begin TASK DATA

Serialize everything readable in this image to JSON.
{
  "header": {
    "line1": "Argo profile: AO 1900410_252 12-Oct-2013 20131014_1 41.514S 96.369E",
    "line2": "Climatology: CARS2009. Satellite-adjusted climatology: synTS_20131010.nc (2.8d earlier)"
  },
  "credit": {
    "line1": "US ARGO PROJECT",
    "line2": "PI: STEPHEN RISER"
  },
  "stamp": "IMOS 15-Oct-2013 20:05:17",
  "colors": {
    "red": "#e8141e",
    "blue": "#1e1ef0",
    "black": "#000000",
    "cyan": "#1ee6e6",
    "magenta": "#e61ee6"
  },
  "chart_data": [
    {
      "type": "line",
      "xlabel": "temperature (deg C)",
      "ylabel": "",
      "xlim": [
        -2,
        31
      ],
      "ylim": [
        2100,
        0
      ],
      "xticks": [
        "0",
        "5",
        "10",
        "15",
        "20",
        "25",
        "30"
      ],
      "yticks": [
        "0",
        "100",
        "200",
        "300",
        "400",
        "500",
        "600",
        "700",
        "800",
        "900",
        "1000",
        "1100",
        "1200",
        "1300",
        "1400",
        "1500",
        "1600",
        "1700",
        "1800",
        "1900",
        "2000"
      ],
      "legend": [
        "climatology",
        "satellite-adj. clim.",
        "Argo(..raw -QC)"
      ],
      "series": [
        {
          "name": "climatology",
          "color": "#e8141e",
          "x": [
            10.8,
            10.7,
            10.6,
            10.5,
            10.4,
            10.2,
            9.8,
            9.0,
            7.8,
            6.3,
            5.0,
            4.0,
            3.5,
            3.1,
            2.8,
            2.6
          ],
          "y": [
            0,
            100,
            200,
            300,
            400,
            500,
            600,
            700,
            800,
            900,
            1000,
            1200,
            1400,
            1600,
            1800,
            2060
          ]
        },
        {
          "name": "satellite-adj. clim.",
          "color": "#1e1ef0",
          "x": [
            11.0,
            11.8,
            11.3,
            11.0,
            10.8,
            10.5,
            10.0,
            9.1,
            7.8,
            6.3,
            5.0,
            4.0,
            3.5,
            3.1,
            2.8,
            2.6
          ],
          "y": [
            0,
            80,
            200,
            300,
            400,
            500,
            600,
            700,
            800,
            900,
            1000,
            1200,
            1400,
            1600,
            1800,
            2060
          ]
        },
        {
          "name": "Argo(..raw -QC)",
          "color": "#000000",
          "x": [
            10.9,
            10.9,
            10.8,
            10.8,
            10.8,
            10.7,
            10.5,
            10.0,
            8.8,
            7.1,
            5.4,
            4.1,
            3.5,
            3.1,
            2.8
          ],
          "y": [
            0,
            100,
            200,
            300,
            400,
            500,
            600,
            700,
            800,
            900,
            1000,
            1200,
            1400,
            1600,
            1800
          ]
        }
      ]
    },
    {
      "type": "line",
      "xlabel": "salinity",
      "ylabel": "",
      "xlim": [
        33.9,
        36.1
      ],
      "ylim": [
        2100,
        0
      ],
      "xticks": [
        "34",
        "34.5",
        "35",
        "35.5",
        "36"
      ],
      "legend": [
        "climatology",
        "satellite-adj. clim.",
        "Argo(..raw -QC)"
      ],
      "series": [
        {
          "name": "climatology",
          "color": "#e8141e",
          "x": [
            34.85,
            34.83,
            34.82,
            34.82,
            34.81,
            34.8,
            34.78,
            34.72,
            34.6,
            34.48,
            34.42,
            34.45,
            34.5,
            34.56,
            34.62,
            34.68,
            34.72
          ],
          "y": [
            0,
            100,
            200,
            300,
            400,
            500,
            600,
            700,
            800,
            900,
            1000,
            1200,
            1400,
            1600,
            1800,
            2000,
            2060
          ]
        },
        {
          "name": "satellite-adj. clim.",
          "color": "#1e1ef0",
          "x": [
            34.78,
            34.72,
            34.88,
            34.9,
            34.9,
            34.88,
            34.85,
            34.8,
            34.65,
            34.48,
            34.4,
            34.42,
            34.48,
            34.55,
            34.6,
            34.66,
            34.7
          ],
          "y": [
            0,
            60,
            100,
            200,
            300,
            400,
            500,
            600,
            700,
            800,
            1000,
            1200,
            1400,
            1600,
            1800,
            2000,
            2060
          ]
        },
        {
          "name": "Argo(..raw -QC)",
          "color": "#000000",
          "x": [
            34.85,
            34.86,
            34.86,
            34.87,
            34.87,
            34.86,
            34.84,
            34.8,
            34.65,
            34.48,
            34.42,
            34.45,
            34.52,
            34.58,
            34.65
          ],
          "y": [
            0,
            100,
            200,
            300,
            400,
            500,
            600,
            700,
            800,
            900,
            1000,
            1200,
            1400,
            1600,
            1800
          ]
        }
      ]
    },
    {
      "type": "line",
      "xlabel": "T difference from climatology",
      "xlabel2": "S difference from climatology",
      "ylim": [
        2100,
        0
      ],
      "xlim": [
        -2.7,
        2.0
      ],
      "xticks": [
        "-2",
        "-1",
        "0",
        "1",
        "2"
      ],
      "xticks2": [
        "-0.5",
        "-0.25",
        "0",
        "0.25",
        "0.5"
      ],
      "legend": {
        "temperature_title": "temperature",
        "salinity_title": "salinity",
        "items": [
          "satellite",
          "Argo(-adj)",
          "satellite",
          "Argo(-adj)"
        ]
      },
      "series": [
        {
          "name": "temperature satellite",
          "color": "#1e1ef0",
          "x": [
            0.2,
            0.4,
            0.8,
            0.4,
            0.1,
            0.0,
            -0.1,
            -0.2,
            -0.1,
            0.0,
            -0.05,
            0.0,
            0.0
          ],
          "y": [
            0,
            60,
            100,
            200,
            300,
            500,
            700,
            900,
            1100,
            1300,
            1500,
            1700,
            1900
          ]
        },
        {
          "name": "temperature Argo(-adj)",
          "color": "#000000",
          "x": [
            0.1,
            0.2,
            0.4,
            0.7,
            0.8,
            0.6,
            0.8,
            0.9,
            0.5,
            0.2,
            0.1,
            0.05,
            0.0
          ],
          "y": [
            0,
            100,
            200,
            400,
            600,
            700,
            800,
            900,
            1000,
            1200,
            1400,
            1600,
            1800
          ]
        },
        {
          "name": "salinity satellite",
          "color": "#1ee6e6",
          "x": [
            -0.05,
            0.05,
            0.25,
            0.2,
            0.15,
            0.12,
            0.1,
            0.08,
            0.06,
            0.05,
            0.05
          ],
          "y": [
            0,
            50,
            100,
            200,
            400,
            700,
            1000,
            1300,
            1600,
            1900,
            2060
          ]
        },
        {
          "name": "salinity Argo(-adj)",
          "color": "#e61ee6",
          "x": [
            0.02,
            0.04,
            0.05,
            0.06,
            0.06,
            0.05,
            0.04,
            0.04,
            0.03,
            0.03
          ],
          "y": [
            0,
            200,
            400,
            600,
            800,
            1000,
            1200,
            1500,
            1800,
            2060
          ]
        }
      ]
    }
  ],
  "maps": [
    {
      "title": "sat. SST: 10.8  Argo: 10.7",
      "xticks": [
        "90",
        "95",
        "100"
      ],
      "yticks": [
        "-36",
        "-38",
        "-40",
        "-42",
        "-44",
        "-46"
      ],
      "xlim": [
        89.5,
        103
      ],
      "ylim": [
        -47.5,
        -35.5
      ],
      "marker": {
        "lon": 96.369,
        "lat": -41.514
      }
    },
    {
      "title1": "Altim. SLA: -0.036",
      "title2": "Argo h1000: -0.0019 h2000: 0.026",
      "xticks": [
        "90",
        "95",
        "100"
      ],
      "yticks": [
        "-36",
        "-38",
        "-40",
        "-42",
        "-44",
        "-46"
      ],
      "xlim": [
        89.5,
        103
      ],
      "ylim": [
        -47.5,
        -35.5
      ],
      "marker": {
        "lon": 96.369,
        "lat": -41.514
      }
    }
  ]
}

end TASK DATA

▶ **PROBLEM STATEMENT**: Write out every line from the entries where "salinity" appears.

▶ **FINAL RESULT**:
      "xlabel": "salinity",
        "salinity_title": "salinity",
          "name": "salinity satellite",
          "name": "salinity Argo(-adj)",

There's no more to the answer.